Reproduce the data below with every "text-line" changed to "text-row" and everything else kept the same. Omit the pictures from your output.
'''
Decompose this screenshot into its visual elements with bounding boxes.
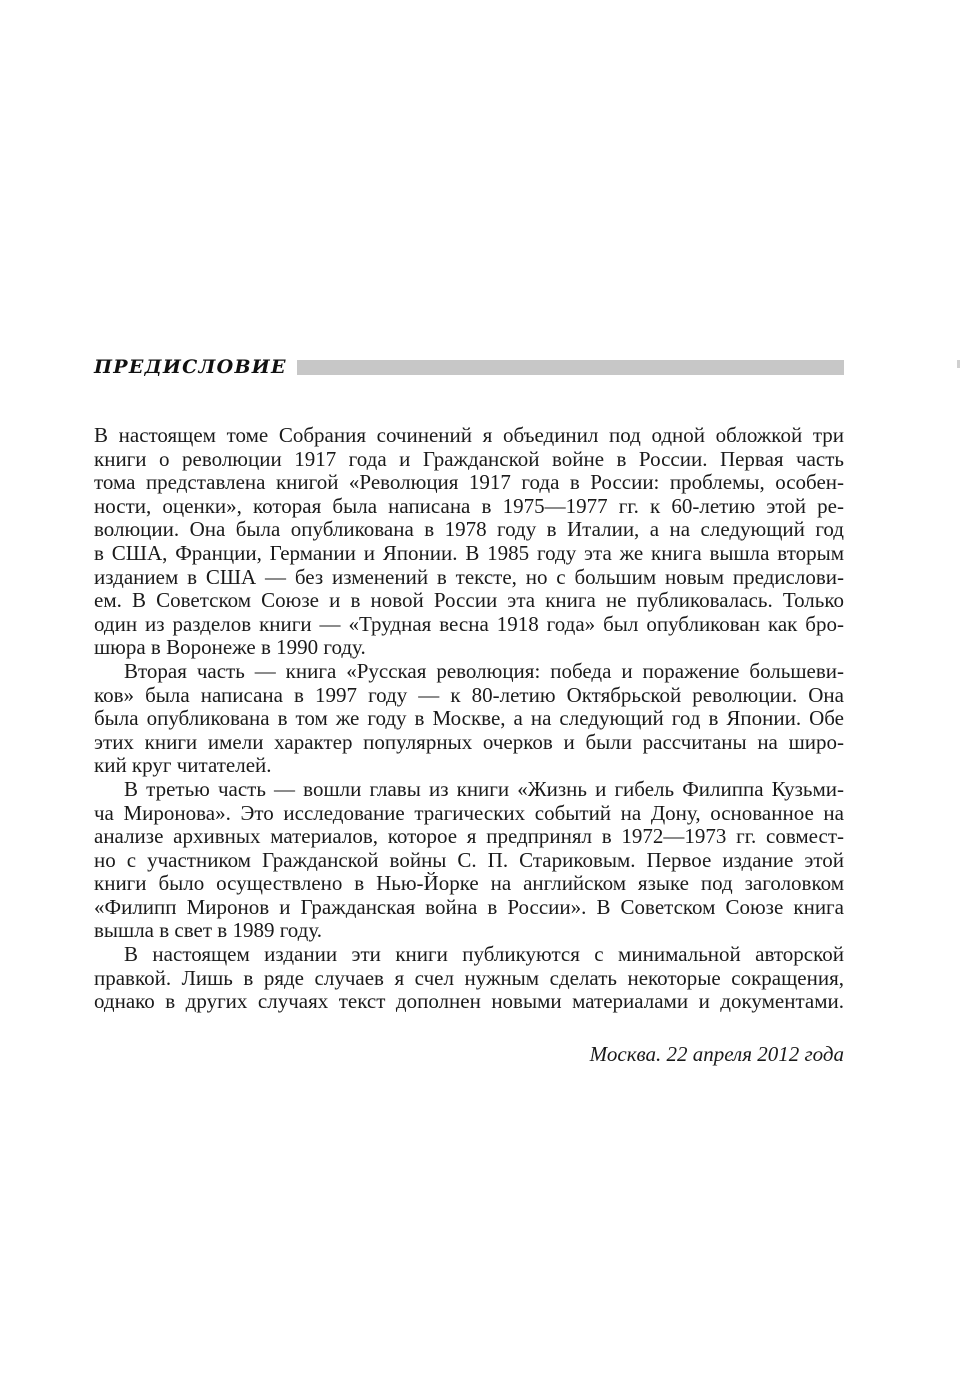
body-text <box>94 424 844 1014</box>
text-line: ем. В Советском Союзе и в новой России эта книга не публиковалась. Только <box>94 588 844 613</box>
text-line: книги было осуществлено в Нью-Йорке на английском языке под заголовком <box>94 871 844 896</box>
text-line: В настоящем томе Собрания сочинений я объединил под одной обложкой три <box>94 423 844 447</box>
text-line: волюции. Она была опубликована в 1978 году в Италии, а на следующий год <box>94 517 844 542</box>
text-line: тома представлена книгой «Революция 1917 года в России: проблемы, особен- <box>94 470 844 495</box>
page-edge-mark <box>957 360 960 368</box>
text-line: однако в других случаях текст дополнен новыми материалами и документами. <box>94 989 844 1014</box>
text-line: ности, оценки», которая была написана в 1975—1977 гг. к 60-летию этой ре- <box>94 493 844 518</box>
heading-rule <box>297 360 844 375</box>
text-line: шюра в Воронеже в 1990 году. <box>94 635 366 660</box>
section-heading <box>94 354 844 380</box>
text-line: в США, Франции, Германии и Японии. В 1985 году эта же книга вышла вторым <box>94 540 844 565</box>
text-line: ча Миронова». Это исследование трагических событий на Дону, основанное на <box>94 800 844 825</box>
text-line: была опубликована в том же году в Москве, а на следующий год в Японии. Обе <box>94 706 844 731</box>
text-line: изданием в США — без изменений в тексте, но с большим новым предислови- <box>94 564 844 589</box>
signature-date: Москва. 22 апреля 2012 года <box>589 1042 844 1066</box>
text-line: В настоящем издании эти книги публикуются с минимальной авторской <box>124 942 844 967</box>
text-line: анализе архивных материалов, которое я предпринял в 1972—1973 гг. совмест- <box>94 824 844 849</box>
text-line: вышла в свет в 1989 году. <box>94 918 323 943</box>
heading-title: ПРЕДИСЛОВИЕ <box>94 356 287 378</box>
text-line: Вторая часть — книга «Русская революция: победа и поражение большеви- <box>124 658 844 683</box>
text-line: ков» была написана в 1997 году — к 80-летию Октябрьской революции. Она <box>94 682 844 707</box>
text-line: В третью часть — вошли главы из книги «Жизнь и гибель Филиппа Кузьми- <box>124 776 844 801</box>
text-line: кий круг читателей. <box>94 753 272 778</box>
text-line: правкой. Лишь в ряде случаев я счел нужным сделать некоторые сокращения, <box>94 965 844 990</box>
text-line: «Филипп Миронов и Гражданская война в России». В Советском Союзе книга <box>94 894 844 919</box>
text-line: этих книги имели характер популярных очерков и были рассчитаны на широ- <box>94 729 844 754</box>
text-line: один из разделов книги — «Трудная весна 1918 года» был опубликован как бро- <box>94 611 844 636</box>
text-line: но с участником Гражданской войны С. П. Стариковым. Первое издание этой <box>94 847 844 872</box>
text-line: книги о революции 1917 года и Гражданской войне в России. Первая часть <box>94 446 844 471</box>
'''
» **Output**:
Decompose this screenshot into its visual elements with bounding boxes.
body-text <box>94 424 844 1014</box>
text-row: ем. В Советском Союзе и в новой России эта книга не публиковалась. Только <box>94 588 844 613</box>
text-row: книги было осуществлено в Нью-Йорке на английском языке под заголовком <box>94 871 844 896</box>
text-row: В настоящем томе Собрания сочинений я объединил под одной обложкой три <box>94 423 844 447</box>
text-row: волюции. Она была опубликована в 1978 году в Италии, а на следующий год <box>94 517 844 542</box>
text-row: тома представлена книгой «Революция 1917 года в России: проблемы, особен- <box>94 470 844 495</box>
page-edge-mark <box>957 360 960 368</box>
text-row: однако в других случаях текст дополнен новыми материалами и документами. <box>94 989 844 1014</box>
text-row: ности, оценки», которая была написана в 1975—1977 гг. к 60-летию этой ре- <box>94 493 844 518</box>
heading-rule <box>297 360 844 375</box>
text-row: шюра в Воронеже в 1990 году. <box>94 635 366 660</box>
section-heading <box>94 354 844 380</box>
text-row: в США, Франции, Германии и Японии. В 1985 году эта же книга вышла вторым <box>94 540 844 565</box>
text-row: ча Миронова». Это исследование трагических событий на Дону, основанное на <box>94 800 844 825</box>
text-row: была опубликована в том же году в Москве, а на следующий год в Японии. Обе <box>94 706 844 731</box>
text-row: изданием в США — без изменений в тексте, но с большим новым предислови- <box>94 564 844 589</box>
signature-date: Москва. 22 апреля 2012 года <box>589 1042 844 1066</box>
text-row: В настоящем издании эти книги публикуются с минимальной авторской <box>124 942 844 967</box>
text-row: анализе архивных материалов, которое я предпринял в 1972—1973 гг. совмест- <box>94 824 844 849</box>
text-row: вышла в свет в 1989 году. <box>94 918 323 943</box>
heading-title: ПРЕДИСЛОВИЕ <box>94 356 287 378</box>
text-row: Вторая часть — книга «Русская революция: победа и поражение большеви- <box>124 658 844 683</box>
text-row: ков» была написана в 1997 году — к 80-летию Октябрьской революции. Она <box>94 682 844 707</box>
text-row: В третью часть — вошли главы из книги «Жизнь и гибель Филиппа Кузьми- <box>124 776 844 801</box>
text-row: кий круг читателей. <box>94 753 272 778</box>
text-row: правкой. Лишь в ряде случаев я счел нужным сделать некоторые сокращения, <box>94 965 844 990</box>
text-row: «Филипп Миронов и Гражданская война в России». В Советском Союзе книга <box>94 894 844 919</box>
text-row: этих книги имели характер популярных очерков и были рассчитаны на широ- <box>94 729 844 754</box>
text-row: один из разделов книги — «Трудная весна 1918 года» был опубликован как бро- <box>94 611 844 636</box>
text-row: но с участником Гражданской войны С. П. Стариковым. Первое издание этой <box>94 847 844 872</box>
text-row: книги о революции 1917 года и Гражданской войне в России. Первая часть <box>94 446 844 471</box>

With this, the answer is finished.